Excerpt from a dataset

[start]

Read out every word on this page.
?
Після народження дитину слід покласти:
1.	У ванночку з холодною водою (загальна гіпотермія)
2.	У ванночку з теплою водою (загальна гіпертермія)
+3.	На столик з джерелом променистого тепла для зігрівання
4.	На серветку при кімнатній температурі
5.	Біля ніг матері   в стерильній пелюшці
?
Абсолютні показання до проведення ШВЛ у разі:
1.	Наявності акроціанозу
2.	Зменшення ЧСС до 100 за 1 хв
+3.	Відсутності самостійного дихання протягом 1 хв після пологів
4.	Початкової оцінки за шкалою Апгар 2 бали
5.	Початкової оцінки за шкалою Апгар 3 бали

[end]

WHAT TO WORK ON: State how many lines in the records above contain the word "водою", giving only the number.

WRITTEN RESPONSE: 2